Goal of the exercise. Answer with a number only: how many lines of the data contain "subtitle"?

Provided information.
+++++

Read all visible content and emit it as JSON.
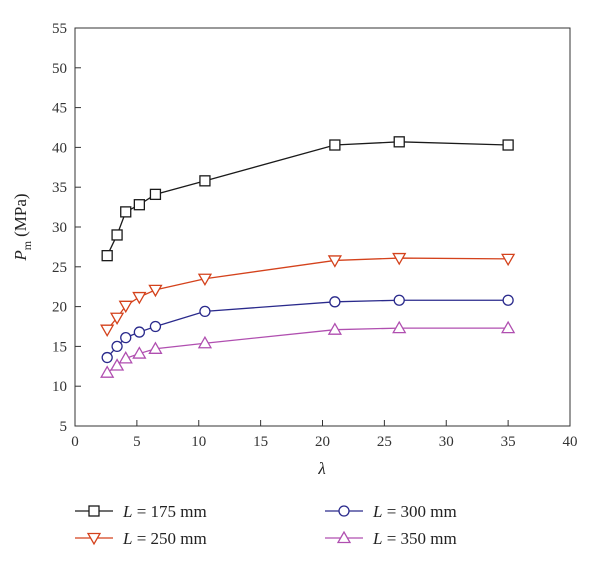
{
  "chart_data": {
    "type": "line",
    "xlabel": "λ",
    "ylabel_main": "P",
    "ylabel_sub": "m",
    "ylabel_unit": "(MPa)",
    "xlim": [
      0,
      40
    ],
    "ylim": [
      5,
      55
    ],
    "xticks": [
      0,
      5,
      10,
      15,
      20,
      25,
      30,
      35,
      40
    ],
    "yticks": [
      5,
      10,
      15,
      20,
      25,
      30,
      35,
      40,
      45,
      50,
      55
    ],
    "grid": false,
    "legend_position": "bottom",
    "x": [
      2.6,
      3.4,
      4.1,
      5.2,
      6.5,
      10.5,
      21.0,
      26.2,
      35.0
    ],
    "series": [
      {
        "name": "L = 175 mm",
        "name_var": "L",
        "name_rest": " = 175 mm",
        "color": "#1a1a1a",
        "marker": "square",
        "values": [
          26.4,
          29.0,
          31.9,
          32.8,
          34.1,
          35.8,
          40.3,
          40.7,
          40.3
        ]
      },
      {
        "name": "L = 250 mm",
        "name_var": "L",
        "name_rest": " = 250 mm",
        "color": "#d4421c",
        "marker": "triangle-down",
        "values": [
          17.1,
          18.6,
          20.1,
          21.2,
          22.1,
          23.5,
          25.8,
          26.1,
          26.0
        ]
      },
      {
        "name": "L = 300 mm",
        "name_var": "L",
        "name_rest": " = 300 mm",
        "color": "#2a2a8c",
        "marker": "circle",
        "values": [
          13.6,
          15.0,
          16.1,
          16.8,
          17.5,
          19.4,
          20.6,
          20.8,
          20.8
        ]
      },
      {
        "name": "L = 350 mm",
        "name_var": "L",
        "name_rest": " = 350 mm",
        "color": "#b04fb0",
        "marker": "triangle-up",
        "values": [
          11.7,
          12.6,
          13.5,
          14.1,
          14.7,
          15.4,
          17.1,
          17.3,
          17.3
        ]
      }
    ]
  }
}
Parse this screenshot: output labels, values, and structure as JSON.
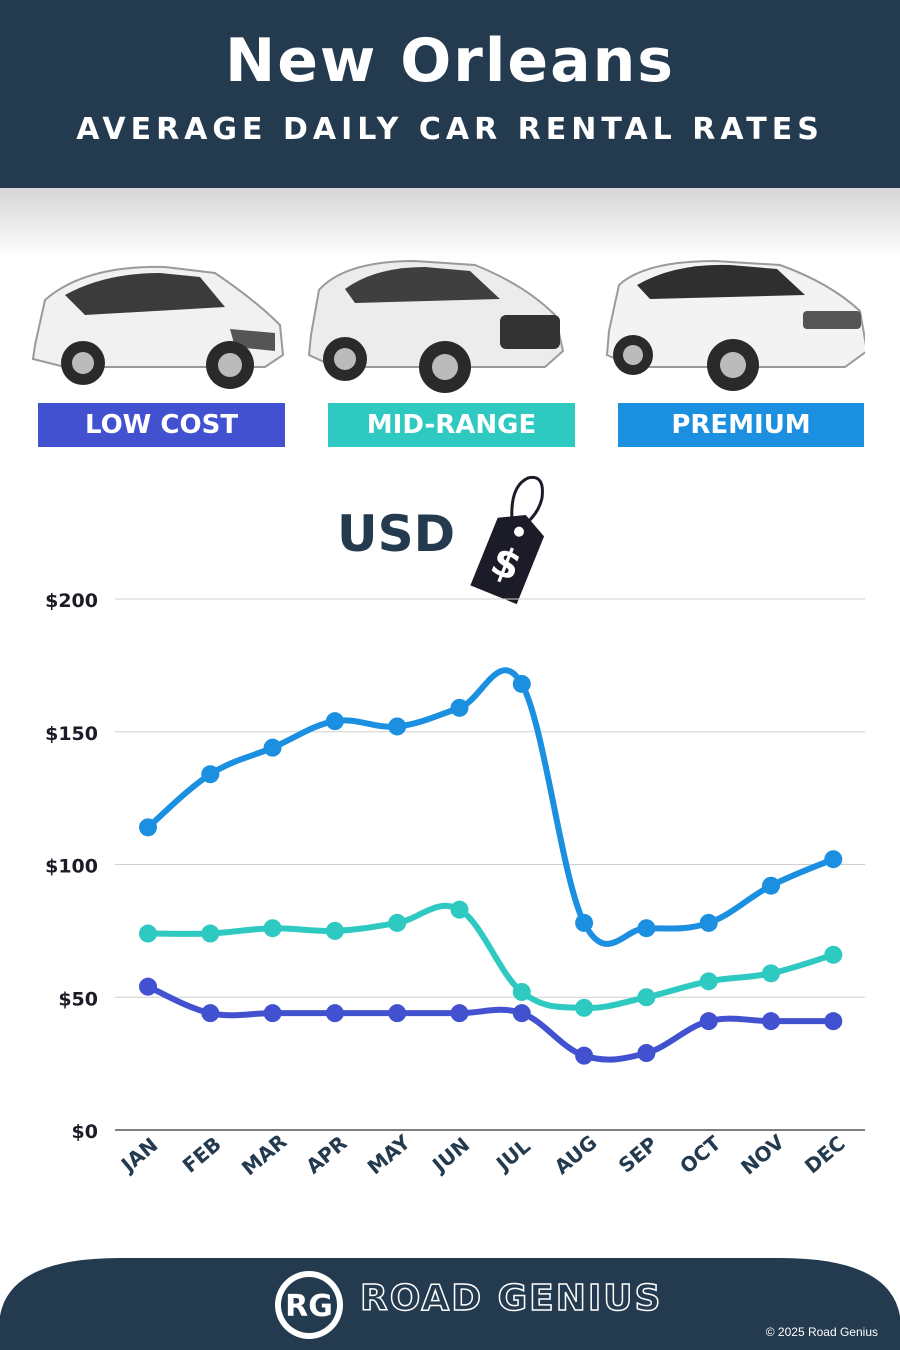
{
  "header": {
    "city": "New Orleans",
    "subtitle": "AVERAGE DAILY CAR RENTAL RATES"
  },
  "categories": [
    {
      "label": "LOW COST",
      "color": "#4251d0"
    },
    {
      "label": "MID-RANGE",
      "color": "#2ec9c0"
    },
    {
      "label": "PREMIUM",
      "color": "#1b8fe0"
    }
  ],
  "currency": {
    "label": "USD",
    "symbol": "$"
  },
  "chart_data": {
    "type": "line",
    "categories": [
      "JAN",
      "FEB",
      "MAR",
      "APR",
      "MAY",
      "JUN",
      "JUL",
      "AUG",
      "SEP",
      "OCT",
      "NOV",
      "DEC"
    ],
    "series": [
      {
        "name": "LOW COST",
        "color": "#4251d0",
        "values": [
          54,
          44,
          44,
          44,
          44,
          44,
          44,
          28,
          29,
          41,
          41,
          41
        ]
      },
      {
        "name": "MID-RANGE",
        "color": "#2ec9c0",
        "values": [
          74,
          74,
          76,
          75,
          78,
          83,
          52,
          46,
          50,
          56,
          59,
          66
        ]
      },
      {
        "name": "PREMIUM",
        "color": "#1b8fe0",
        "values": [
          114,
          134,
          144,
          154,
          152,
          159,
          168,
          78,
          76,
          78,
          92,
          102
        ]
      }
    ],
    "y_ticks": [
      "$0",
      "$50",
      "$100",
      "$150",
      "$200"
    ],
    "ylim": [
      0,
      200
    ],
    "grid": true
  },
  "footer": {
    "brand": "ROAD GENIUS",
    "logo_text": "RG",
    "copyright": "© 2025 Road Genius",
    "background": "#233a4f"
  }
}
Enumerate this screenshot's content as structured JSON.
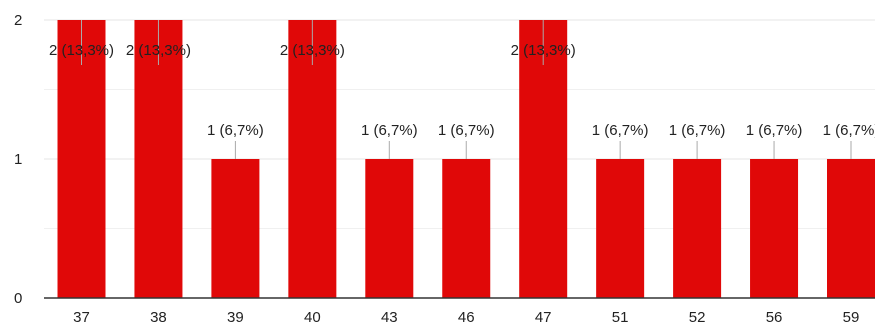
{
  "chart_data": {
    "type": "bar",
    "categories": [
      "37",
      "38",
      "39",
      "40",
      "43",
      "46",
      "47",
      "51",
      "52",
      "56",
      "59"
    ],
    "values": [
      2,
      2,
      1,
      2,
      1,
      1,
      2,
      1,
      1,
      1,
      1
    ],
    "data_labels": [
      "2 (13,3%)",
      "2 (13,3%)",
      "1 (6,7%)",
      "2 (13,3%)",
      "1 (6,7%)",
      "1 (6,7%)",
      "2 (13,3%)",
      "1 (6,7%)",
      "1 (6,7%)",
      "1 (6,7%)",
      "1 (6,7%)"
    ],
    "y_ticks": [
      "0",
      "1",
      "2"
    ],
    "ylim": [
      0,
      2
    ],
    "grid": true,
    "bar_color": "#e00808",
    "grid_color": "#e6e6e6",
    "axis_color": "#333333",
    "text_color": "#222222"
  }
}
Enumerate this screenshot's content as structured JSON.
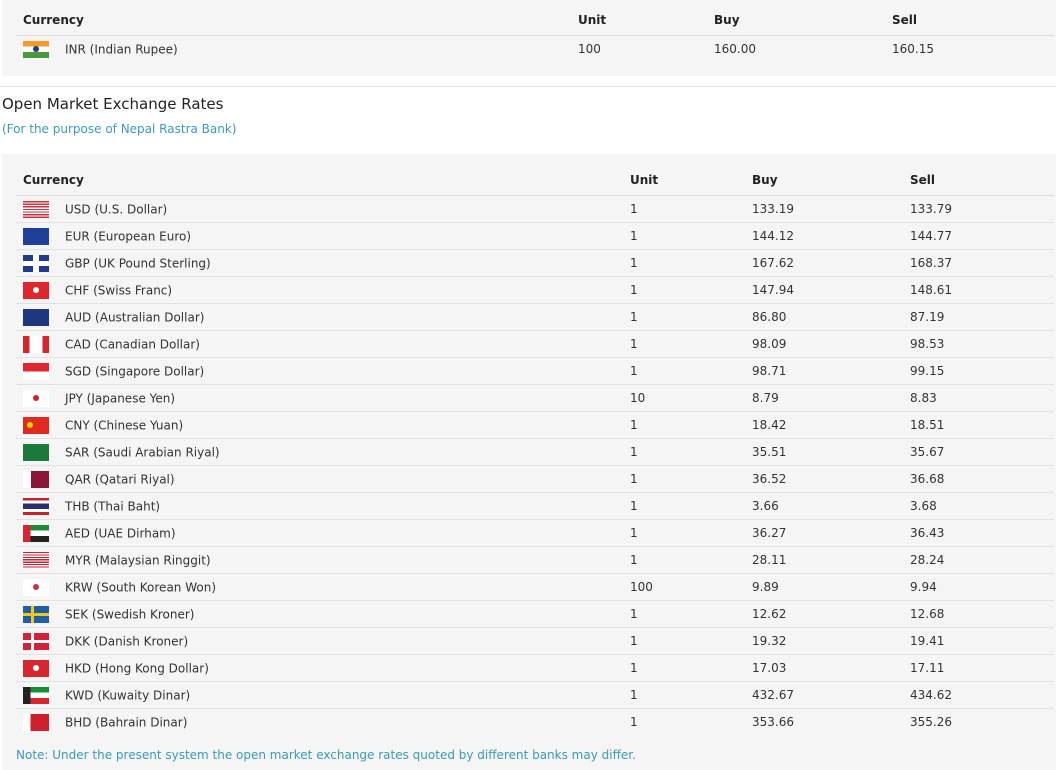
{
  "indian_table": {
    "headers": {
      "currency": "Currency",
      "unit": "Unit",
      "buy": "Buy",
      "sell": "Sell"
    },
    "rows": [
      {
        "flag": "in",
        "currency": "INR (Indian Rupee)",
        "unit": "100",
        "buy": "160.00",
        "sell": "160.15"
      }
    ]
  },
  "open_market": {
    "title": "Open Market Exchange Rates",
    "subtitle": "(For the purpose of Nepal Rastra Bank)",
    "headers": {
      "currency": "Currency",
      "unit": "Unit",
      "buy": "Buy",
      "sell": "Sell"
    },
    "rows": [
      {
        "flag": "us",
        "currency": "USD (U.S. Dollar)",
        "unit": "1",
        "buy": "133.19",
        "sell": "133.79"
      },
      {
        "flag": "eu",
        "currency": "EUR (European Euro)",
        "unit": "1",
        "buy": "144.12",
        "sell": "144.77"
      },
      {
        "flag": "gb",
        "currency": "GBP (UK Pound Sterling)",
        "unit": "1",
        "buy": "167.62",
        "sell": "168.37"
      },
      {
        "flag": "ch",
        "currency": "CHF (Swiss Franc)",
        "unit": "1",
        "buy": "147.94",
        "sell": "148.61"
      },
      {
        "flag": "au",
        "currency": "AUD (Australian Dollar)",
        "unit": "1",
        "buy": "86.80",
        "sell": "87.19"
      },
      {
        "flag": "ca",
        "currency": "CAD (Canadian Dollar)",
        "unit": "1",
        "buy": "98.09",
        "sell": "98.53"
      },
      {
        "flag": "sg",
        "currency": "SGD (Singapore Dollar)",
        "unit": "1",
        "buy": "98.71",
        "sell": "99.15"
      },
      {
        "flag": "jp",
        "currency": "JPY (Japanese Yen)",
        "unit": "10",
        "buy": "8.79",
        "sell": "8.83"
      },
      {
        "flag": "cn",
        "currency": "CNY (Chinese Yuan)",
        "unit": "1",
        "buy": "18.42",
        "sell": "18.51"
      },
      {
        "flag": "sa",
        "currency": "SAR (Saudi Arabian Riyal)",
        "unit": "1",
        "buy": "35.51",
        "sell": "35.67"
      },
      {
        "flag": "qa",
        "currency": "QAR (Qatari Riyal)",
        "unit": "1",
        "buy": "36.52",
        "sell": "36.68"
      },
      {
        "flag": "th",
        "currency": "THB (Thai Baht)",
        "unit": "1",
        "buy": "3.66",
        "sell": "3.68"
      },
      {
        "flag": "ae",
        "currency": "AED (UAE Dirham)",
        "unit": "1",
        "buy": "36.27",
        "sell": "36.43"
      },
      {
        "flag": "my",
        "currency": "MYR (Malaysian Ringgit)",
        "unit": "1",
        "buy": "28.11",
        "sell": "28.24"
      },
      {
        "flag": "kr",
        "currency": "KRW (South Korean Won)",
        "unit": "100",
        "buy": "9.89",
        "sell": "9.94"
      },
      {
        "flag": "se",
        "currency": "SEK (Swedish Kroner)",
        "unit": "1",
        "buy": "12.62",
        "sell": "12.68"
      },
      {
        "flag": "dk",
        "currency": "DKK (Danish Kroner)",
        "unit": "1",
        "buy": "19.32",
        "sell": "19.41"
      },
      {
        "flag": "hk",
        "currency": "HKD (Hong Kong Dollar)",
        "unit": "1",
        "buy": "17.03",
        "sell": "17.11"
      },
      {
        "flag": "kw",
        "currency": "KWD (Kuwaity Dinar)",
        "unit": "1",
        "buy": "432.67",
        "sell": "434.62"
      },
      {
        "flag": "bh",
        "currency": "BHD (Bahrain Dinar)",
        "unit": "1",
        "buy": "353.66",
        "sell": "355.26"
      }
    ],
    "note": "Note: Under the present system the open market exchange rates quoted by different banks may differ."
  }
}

+++++

Result. 2